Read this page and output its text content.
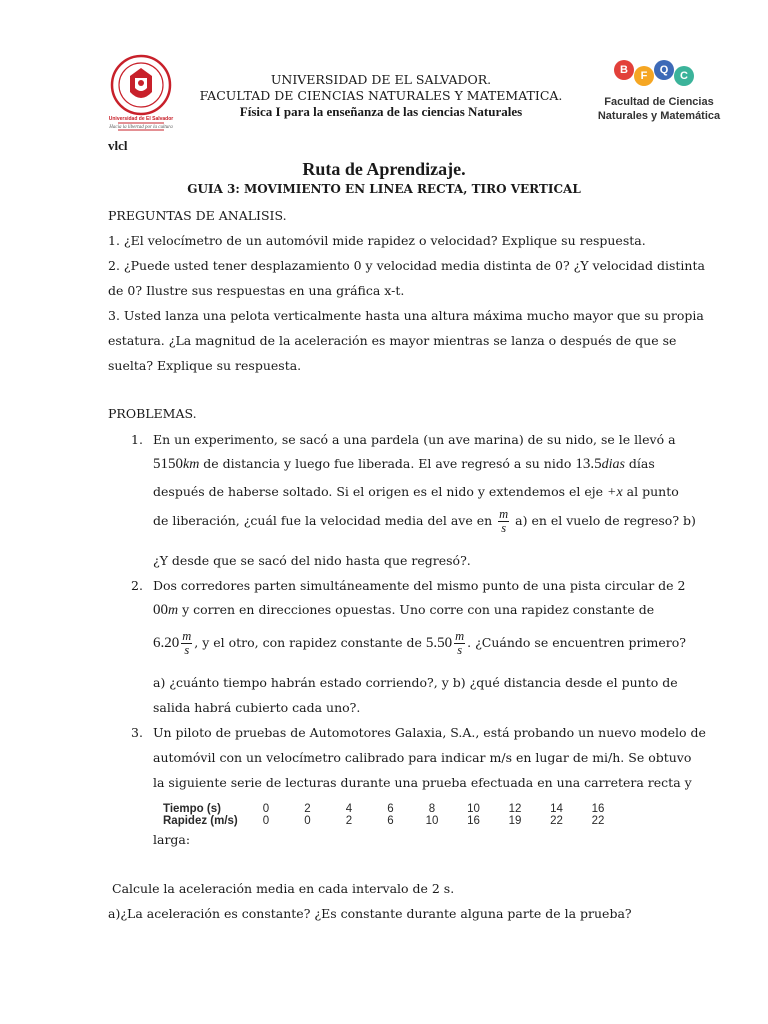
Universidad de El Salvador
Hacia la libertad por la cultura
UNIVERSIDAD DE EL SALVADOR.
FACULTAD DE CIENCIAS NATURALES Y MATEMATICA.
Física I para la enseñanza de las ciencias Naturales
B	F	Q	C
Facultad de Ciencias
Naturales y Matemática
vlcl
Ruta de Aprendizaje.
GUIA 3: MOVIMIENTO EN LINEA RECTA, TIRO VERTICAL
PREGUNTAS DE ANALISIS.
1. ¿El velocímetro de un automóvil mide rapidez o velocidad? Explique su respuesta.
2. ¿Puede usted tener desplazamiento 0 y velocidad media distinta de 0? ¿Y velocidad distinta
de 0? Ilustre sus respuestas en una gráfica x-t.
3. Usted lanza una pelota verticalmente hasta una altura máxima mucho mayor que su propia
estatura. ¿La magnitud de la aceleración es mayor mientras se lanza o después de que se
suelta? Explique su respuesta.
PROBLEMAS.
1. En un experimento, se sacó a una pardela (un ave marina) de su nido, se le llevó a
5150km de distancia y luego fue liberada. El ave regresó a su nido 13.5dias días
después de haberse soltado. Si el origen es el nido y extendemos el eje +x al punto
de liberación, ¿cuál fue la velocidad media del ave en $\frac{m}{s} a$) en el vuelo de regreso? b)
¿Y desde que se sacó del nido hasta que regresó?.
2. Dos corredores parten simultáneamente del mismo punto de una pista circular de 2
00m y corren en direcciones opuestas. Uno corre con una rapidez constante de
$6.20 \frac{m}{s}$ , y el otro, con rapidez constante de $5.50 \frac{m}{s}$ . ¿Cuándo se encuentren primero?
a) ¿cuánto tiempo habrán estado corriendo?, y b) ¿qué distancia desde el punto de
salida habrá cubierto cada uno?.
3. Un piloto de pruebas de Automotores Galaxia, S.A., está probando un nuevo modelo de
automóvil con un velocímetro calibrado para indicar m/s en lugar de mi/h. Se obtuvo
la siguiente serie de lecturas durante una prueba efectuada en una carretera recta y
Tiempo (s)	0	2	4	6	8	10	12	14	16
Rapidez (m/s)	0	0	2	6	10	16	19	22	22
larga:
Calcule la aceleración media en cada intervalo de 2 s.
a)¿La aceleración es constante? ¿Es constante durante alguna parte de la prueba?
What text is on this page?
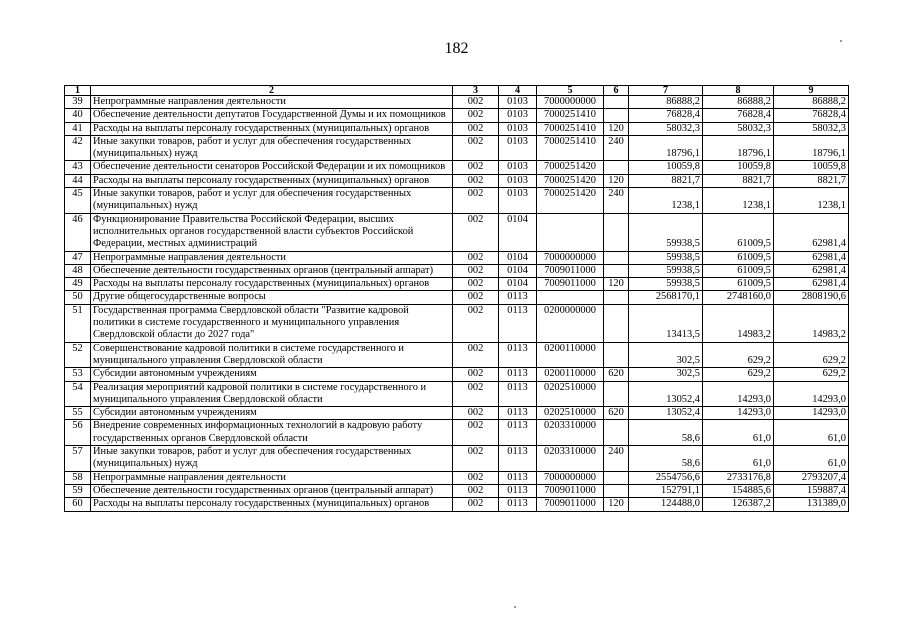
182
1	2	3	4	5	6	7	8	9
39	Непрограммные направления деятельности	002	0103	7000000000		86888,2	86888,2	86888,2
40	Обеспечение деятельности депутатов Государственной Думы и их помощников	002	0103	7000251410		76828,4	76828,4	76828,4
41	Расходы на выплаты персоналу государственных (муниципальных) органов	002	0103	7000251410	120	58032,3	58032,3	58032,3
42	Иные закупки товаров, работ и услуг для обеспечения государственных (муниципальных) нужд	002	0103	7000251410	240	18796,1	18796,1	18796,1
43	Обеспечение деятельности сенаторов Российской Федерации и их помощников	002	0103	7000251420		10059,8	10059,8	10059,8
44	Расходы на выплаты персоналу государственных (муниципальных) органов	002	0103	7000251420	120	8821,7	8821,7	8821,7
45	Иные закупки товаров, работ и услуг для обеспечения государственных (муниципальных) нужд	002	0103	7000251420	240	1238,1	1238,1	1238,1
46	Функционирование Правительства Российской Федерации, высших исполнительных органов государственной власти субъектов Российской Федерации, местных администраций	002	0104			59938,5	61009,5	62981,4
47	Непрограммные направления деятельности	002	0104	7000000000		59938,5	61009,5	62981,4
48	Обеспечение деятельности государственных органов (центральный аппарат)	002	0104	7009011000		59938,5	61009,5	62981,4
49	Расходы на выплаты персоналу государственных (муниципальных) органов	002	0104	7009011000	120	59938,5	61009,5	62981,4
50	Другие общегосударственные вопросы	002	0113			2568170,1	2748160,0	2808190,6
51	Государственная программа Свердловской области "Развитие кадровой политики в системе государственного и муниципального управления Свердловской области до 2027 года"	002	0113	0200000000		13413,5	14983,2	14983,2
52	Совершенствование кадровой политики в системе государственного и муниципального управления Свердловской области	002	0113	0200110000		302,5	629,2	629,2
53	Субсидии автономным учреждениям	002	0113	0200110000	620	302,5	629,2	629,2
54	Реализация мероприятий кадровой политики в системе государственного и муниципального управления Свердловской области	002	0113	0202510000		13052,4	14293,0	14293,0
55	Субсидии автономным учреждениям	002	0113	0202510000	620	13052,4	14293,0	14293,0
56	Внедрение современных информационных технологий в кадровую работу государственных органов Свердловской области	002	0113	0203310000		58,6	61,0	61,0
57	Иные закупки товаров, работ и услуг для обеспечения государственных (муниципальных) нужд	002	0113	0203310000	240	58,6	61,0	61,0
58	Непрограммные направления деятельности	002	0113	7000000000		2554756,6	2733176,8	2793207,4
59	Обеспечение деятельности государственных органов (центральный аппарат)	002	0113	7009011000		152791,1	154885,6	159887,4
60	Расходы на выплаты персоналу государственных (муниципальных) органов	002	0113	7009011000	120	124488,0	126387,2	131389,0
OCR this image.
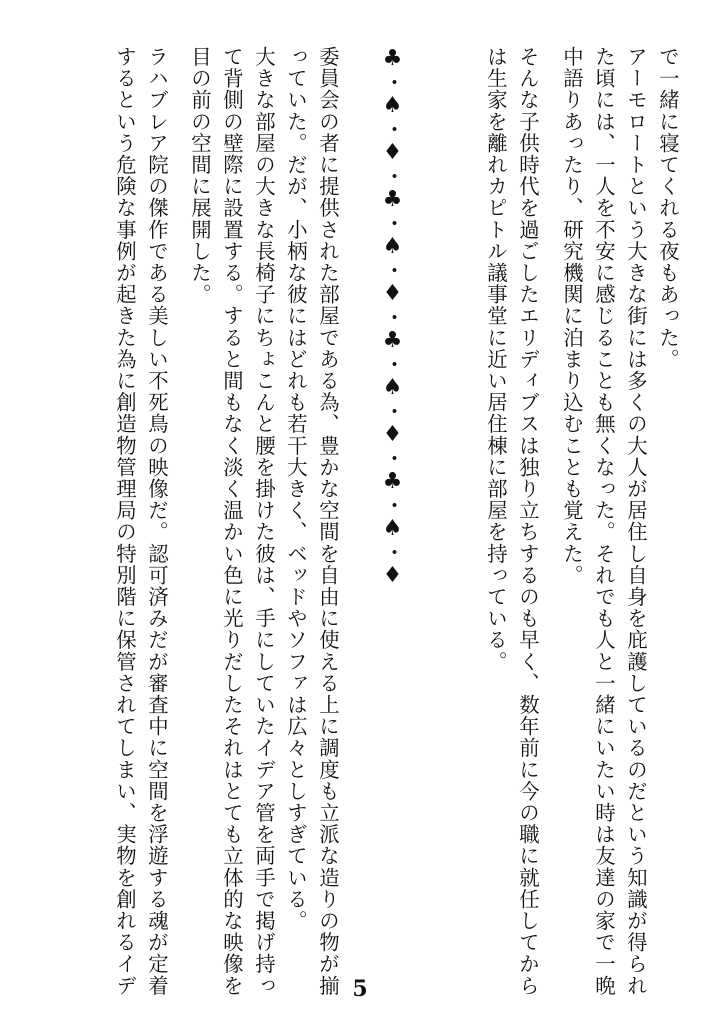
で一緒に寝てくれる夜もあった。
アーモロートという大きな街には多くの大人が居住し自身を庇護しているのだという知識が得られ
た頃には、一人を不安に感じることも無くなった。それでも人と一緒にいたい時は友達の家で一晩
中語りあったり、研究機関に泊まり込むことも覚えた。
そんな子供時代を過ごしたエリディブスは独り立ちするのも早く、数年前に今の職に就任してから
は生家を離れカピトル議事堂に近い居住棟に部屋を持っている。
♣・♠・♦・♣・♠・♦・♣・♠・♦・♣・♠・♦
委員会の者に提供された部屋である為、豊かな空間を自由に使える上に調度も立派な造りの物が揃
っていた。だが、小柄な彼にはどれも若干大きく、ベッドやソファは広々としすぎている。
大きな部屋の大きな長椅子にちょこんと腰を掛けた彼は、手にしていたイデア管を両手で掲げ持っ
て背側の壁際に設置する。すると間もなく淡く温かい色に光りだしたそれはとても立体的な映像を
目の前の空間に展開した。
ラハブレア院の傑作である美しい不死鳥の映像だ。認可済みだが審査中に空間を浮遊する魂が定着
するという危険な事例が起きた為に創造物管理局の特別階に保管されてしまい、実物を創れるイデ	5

Goal of the exercise: From the listing above, copy all lines holding the word "центральный".

Exercise response:
48	Обеспечение деятельности государственных органов (центральный аппарат)	002	0104	7009011000		59938,5	61009,5	62981,4
59	Обеспечение деятельности государственных органов (центральный аппарат)	002	0113	7009011000		152791,1	154885,6	159887,4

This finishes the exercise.